Your instructions
Your task is to extract every line from the material below exactly.

Listed entries
==============================
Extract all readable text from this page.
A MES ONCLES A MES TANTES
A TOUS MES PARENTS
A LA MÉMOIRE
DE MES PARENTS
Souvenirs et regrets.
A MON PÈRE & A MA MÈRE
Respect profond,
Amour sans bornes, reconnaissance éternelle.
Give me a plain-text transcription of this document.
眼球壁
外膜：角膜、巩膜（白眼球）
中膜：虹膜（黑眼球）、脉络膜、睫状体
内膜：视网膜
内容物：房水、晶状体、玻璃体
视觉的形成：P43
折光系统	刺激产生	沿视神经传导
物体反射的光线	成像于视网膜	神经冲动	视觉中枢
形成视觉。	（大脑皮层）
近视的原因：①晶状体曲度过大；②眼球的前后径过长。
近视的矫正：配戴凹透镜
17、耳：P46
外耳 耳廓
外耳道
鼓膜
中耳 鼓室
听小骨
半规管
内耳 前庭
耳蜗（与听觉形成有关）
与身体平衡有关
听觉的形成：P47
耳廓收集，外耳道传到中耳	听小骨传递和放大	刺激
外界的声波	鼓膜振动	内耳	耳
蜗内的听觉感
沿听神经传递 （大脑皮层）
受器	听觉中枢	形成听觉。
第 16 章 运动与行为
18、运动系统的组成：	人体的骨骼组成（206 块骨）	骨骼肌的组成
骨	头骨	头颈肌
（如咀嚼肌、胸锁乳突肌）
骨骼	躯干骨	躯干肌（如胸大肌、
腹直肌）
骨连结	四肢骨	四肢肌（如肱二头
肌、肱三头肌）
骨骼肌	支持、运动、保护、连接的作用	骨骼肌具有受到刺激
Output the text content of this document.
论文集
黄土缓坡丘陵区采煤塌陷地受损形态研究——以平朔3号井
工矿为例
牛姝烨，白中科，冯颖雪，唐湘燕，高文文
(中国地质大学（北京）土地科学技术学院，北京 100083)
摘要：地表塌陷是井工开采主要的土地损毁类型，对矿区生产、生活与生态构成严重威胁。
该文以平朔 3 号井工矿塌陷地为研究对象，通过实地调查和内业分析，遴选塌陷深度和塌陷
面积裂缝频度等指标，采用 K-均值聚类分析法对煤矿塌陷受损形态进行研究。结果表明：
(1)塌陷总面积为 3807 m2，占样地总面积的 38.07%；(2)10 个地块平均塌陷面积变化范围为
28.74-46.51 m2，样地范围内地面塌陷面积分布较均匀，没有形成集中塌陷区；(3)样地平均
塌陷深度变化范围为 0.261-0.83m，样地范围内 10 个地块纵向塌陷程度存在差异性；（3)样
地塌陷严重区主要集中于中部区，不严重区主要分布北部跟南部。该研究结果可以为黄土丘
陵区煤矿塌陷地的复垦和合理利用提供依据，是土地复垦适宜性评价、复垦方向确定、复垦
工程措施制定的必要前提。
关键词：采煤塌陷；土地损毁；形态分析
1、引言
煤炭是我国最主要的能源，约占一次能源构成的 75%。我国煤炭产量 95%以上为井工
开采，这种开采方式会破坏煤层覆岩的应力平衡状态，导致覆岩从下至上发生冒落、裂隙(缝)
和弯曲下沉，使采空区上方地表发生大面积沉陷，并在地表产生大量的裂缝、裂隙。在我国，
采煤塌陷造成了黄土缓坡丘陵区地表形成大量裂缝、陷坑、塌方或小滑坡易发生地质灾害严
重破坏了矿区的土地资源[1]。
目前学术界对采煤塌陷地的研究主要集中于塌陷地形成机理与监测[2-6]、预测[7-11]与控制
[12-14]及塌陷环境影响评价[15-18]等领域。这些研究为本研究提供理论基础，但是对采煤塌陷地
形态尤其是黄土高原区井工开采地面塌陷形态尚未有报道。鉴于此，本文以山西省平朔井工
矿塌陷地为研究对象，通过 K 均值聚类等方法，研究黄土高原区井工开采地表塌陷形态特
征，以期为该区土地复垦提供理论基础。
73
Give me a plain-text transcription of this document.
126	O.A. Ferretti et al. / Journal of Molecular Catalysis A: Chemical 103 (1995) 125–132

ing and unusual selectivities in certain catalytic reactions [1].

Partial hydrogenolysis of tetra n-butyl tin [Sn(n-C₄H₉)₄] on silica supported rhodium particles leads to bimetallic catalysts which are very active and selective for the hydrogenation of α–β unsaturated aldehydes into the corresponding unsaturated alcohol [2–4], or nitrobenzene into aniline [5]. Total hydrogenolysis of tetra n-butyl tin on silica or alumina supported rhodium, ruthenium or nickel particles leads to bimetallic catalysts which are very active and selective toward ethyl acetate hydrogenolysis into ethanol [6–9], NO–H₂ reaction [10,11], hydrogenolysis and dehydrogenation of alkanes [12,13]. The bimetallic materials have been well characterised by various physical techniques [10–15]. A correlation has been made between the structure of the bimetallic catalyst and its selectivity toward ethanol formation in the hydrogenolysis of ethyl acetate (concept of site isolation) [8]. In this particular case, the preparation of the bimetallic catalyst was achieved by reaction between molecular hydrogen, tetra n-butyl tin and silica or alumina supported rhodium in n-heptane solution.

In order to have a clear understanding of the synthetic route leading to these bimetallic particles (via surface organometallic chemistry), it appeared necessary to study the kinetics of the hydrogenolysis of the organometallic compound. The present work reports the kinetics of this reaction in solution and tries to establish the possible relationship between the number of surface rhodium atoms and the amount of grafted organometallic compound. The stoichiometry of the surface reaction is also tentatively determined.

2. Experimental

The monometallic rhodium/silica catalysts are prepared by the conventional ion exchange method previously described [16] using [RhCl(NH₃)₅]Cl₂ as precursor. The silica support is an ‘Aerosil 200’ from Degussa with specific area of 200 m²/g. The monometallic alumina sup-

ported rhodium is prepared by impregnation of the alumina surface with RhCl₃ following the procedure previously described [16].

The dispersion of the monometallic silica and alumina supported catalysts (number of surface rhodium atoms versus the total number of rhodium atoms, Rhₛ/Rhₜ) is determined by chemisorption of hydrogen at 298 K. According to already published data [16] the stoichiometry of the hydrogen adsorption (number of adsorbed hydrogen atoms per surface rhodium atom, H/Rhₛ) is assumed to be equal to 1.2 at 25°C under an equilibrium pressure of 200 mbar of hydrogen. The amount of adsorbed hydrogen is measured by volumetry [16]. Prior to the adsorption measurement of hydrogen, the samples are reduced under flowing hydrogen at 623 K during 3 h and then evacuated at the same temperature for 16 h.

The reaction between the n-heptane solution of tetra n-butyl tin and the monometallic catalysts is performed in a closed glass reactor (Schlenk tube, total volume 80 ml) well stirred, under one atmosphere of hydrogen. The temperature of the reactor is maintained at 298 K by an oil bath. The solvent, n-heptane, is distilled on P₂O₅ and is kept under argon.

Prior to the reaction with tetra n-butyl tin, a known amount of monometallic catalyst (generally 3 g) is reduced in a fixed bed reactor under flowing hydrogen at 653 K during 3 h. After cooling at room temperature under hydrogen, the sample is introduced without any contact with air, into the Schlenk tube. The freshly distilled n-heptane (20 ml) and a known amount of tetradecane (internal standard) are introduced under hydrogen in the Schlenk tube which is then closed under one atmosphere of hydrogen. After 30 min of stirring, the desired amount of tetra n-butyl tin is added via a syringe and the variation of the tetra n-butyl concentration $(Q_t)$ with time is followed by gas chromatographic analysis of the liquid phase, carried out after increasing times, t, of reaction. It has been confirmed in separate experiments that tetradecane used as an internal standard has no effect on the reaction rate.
==============================
Final answer
Extract all readable text from this page.
A MES ONCLES A MES TANTES
A TOUS MES PARENTS
A LA MÉMOIRE
DE MES PARENTS
Souvenirs et regrets.
A MON PÈRE & A MA MÈRE
Respect profond,
Amour sans bornes, reconnaissance éternelle.
Give me a plain-text transcription of this document.
眼球壁
外膜：角膜、巩膜（白眼球）
中膜：虹膜（黑眼球）、脉络膜、睫状体
内膜：视网膜
内容物：房水、晶状体、玻璃体
视觉的形成：P43
折光系统	刺激产生	沿视神经传导
物体反射的光线	成像于视网膜	神经冲动	视觉中枢
形成视觉。	（大脑皮层）
近视的原因：①晶状体曲度过大；②眼球的前后径过长。
近视的矫正：配戴凹透镜
17、耳：P46
外耳 耳廓
外耳道
鼓膜
中耳 鼓室
听小骨
半规管
内耳 前庭
耳蜗（与听觉形成有关）
与身体平衡有关
听觉的形成：P47
耳廓收集，外耳道传到中耳	听小骨传递和放大	刺激
外界的声波	鼓膜振动	内耳	耳
蜗内的听觉感
沿听神经传递 （大脑皮层）
受器	听觉中枢	形成听觉。
第 16 章 运动与行为
18、运动系统的组成：	人体的骨骼组成（206 块骨）	骨骼肌的组成
骨	头骨	头颈肌
（如咀嚼肌、胸锁乳突肌）
骨骼	躯干骨	躯干肌（如胸大肌、
腹直肌）
骨连结	四肢骨	四肢肌（如肱二头
肌、肱三头肌）
骨骼肌	支持、运动、保护、连接的作用	骨骼肌具有受到刺激
Output the text content of this document.
论文集
黄土缓坡丘陵区采煤塌陷地受损形态研究——以平朔3号井
工矿为例
牛姝烨，白中科，冯颖雪，唐湘燕，高文文
(中国地质大学（北京）土地科学技术学院，北京 100083)
摘要：地表塌陷是井工开采主要的土地损毁类型，对矿区生产、生活与生态构成严重威胁。
该文以平朔 3 号井工矿塌陷地为研究对象，通过实地调查和内业分析，遴选塌陷深度和塌陷
面积裂缝频度等指标，采用 K-均值聚类分析法对煤矿塌陷受损形态进行研究。结果表明：
(1)塌陷总面积为 3807 m2，占样地总面积的 38.07%；(2)10 个地块平均塌陷面积变化范围为
28.74-46.51 m2，样地范围内地面塌陷面积分布较均匀，没有形成集中塌陷区；(3)样地平均
塌陷深度变化范围为 0.261-0.83m，样地范围内 10 个地块纵向塌陷程度存在差异性；（3)样
地塌陷严重区主要集中于中部区，不严重区主要分布北部跟南部。该研究结果可以为黄土丘
陵区煤矿塌陷地的复垦和合理利用提供依据，是土地复垦适宜性评价、复垦方向确定、复垦
工程措施制定的必要前提。
关键词：采煤塌陷；土地损毁；形态分析
1、引言
煤炭是我国最主要的能源，约占一次能源构成的 75%。我国煤炭产量 95%以上为井工
开采，这种开采方式会破坏煤层覆岩的应力平衡状态，导致覆岩从下至上发生冒落、裂隙(缝)
和弯曲下沉，使采空区上方地表发生大面积沉陷，并在地表产生大量的裂缝、裂隙。在我国，
采煤塌陷造成了黄土缓坡丘陵区地表形成大量裂缝、陷坑、塌方或小滑坡易发生地质灾害严
重破坏了矿区的土地资源[1]。
目前学术界对采煤塌陷地的研究主要集中于塌陷地形成机理与监测[2-6]、预测[7-11]与控制
[12-14]及塌陷环境影响评价[15-18]等领域。这些研究为本研究提供理论基础，但是对采煤塌陷地
形态尤其是黄土高原区井工开采地面塌陷形态尚未有报道。鉴于此，本文以山西省平朔井工
矿塌陷地为研究对象，通过 K 均值聚类等方法，研究黄土高原区井工开采地表塌陷形态特
征，以期为该区土地复垦提供理论基础。
73
Give me a plain-text transcription of this document.
126	O.A. Ferretti et al. / Journal of Molecular Catalysis A: Chemical 103 (1995) 125–132

ing and unusual selectivities in certain catalytic reactions [1].

Partial hydrogenolysis of tetra n-butyl tin [Sn(n-C₄H₉)₄] on silica supported rhodium particles leads to bimetallic catalysts which are very active and selective for the hydrogenation of α–β unsaturated aldehydes into the corresponding unsaturated alcohol [2–4], or nitrobenzene into aniline [5]. Total hydrogenolysis of tetra n-butyl tin on silica or alumina supported rhodium, ruthenium or nickel particles leads to bimetallic catalysts which are very active and selective toward ethyl acetate hydrogenolysis into ethanol [6–9], NO–H₂ reaction [10,11], hydrogenolysis and dehydrogenation of alkanes [12,13]. The bimetallic materials have been well characterised by various physical techniques [10–15]. A correlation has been made between the structure of the bimetallic catalyst and its selectivity toward ethanol formation in the hydrogenolysis of ethyl acetate (concept of site isolation) [8]. In this particular case, the preparation of the bimetallic catalyst was achieved by reaction between molecular hydrogen, tetra n-butyl tin and silica or alumina supported rhodium in n-heptane solution.

In order to have a clear understanding of the synthetic route leading to these bimetallic particles (via surface organometallic chemistry), it appeared necessary to study the kinetics of the hydrogenolysis of the organometallic compound. The present work reports the kinetics of this reaction in solution and tries to establish the possible relationship between the number of surface rhodium atoms and the amount of grafted organometallic compound. The stoichiometry of the surface reaction is also tentatively determined.

2. Experimental

The monometallic rhodium/silica catalysts are prepared by the conventional ion exchange method previously described [16] using [RhCl(NH₃)₅]Cl₂ as precursor. The silica support is an ‘Aerosil 200’ from Degussa with specific area of 200 m²/g. The monometallic alumina sup-

ported rhodium is prepared by impregnation of the alumina surface with RhCl₃ following the procedure previously described [16].

The dispersion of the monometallic silica and alumina supported catalysts (number of surface rhodium atoms versus the total number of rhodium atoms, Rhₛ/Rhₜ) is determined by chemisorption of hydrogen at 298 K. According to already published data [16] the stoichiometry of the hydrogen adsorption (number of adsorbed hydrogen atoms per surface rhodium atom, H/Rhₛ) is assumed to be equal to 1.2 at 25°C under an equilibrium pressure of 200 mbar of hydrogen. The amount of adsorbed hydrogen is measured by volumetry [16]. Prior to the adsorption measurement of hydrogen, the samples are reduced under flowing hydrogen at 623 K during 3 h and then evacuated at the same temperature for 16 h.

The reaction between the n-heptane solution of tetra n-butyl tin and the monometallic catalysts is performed in a closed glass reactor (Schlenk tube, total volume 80 ml) well stirred, under one atmosphere of hydrogen. The temperature of the reactor is maintained at 298 K by an oil bath. The solvent, n-heptane, is distilled on P₂O₅ and is kept under argon.

Prior to the reaction with tetra n-butyl tin, a known amount of monometallic catalyst (generally 3 g) is reduced in a fixed bed reactor under flowing hydrogen at 653 K during 3 h. After cooling at room temperature under hydrogen, the sample is introduced without any contact with air, into the Schlenk tube. The freshly distilled n-heptane (20 ml) and a known amount of tetradecane (internal standard) are introduced under hydrogen in the Schlenk tube which is then closed under one atmosphere of hydrogen. After 30 min of stirring, the desired amount of tetra n-butyl tin is added via a syringe and the variation of the tetra n-butyl concentration $(Q_t)$ with time is followed by gas chromatographic analysis of the liquid phase, carried out after increasing times, t, of reaction. It has been confirmed in separate experiments that tetradecane used as an internal standard has no effect on the reaction rate.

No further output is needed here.